■ **Data provided**
***
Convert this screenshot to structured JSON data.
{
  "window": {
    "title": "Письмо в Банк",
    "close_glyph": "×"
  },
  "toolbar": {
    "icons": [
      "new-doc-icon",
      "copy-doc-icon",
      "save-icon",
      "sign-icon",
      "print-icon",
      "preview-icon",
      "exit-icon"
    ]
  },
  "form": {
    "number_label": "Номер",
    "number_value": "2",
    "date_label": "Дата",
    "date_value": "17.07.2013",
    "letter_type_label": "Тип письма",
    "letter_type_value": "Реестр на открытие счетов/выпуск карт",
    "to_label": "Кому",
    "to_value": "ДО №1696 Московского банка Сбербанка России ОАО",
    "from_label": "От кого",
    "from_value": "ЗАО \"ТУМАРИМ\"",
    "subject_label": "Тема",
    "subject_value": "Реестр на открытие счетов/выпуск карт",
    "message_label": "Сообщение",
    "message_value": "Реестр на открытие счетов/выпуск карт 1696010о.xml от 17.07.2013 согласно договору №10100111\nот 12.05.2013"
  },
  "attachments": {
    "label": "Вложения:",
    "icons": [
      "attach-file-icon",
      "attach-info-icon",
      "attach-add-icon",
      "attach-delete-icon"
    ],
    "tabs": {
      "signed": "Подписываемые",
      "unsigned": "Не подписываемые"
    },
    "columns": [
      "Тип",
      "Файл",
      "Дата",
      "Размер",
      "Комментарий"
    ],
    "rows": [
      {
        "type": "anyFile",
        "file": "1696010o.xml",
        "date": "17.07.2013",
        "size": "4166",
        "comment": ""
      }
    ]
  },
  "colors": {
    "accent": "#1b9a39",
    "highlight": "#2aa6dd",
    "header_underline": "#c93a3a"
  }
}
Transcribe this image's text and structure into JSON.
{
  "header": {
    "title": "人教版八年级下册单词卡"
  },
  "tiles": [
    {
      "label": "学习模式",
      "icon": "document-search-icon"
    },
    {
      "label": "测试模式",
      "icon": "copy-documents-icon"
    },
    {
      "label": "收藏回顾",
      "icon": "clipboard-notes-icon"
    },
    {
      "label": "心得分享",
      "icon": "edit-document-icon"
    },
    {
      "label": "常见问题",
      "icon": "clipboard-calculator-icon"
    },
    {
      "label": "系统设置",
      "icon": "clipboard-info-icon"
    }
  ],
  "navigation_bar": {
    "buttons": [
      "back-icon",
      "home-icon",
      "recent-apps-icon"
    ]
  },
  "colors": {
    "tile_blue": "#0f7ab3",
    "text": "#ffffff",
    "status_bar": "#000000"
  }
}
***
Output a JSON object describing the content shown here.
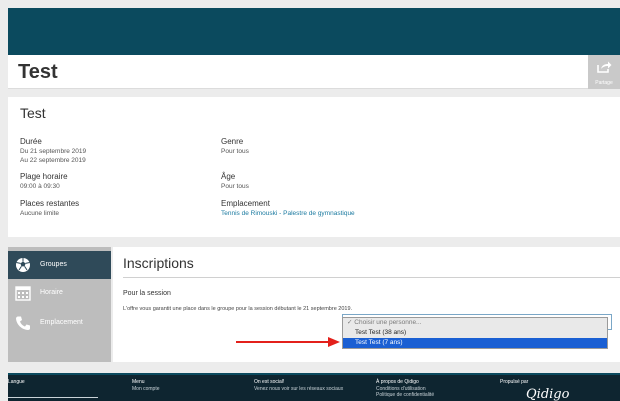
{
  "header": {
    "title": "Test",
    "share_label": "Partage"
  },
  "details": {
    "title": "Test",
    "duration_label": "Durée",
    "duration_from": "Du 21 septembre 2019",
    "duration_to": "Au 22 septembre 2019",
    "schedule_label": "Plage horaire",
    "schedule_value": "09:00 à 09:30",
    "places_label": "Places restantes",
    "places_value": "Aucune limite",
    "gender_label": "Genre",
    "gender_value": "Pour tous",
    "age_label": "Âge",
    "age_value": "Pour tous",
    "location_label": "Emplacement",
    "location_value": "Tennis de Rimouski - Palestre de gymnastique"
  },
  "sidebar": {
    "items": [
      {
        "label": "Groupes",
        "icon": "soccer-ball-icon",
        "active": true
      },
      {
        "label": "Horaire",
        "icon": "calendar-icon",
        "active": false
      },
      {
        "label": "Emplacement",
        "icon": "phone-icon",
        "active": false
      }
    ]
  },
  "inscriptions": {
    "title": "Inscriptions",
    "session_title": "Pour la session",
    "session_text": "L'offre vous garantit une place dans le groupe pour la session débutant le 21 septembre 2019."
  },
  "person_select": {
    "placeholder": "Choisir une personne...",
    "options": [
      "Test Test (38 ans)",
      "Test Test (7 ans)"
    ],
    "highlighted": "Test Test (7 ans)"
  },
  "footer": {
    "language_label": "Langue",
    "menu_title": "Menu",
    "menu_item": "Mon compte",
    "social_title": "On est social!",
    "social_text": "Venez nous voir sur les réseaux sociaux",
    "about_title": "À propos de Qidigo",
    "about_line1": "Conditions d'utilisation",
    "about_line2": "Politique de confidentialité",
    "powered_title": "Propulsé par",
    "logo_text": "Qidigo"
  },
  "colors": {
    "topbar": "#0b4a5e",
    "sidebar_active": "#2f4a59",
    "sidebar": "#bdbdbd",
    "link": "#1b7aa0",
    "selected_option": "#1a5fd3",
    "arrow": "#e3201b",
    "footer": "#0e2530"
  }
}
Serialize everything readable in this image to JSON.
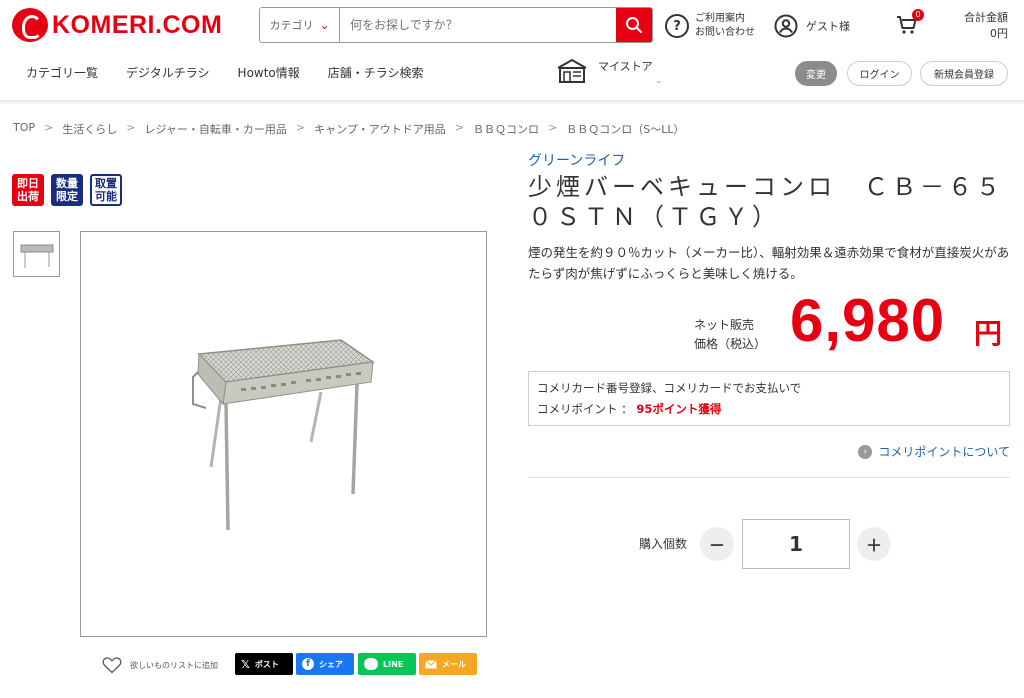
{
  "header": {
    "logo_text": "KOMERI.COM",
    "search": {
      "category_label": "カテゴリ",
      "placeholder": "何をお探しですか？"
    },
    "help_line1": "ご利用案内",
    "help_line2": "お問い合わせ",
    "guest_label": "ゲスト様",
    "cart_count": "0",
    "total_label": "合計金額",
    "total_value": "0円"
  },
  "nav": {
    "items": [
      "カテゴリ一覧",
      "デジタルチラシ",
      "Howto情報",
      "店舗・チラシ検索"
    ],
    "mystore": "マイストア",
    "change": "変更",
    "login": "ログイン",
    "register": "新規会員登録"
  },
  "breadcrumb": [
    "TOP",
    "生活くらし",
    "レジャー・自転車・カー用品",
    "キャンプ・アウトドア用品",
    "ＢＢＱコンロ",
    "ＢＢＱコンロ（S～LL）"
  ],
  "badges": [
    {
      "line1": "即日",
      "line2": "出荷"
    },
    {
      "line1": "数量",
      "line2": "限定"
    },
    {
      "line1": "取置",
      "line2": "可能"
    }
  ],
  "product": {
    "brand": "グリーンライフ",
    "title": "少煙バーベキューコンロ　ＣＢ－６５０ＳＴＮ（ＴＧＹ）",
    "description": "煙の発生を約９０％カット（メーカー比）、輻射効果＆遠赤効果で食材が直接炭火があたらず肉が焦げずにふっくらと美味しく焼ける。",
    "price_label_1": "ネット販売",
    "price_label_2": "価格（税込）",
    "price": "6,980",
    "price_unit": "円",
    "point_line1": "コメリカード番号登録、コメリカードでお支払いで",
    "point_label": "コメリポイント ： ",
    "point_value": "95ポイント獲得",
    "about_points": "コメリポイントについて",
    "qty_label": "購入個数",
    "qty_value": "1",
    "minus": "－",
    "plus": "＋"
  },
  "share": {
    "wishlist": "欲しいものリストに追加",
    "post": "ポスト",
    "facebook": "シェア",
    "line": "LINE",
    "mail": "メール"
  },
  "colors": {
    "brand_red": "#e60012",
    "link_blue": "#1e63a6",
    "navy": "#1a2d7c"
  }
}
***
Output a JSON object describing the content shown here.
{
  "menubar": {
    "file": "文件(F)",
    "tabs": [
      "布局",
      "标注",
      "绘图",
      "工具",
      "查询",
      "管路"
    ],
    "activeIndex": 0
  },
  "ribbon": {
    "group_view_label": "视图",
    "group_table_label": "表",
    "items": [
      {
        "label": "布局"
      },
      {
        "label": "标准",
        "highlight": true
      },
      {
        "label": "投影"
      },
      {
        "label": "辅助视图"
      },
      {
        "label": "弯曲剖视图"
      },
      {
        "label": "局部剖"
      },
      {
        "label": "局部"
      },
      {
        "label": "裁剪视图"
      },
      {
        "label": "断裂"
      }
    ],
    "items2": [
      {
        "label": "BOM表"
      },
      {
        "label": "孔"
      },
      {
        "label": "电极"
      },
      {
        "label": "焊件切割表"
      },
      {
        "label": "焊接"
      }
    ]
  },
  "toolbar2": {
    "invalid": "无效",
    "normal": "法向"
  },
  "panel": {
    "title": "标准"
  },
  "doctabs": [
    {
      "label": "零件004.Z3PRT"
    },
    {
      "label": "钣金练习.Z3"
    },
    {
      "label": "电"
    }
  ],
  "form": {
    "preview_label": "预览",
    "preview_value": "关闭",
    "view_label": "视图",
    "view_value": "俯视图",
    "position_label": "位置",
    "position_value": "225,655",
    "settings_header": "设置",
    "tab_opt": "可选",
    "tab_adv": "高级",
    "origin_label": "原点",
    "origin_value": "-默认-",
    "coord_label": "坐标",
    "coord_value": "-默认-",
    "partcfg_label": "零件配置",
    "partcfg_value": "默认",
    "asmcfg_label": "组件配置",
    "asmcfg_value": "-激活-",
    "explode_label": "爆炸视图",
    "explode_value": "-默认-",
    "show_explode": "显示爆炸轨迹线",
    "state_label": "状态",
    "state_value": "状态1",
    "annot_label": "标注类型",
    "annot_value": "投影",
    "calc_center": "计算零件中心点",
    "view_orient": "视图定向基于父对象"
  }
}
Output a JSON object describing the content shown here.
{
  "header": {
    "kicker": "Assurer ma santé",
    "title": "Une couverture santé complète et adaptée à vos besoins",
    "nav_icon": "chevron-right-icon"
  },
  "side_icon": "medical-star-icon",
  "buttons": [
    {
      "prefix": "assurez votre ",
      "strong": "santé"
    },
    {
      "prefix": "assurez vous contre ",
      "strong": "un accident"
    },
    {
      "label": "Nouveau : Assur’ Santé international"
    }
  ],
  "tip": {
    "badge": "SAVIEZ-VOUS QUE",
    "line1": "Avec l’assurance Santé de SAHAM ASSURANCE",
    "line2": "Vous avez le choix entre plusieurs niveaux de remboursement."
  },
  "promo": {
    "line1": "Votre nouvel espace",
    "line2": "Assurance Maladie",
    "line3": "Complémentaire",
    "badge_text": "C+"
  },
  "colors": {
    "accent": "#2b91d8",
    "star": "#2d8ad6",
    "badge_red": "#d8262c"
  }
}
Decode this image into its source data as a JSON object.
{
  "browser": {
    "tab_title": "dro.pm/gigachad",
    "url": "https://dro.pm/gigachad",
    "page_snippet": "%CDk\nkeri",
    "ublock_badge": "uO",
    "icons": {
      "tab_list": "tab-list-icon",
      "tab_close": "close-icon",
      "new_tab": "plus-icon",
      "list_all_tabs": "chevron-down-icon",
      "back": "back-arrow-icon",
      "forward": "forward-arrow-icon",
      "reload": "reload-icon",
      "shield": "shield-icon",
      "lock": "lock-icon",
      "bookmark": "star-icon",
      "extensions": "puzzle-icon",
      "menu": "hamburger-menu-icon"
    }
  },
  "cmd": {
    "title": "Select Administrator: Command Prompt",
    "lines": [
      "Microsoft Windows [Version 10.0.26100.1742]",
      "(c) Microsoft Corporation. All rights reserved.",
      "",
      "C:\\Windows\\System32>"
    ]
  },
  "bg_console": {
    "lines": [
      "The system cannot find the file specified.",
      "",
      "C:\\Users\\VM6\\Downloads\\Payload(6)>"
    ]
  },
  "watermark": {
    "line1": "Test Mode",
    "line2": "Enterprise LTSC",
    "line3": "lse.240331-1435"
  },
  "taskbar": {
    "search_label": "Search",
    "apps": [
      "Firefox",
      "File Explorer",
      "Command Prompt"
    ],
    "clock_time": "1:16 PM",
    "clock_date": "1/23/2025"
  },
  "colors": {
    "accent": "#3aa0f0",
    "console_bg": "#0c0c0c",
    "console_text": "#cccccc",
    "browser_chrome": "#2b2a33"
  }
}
***
■ **What needs to be done**
Only a number is wanted here: how many lines in the data above include the string "session"?

■ **Expected output**
2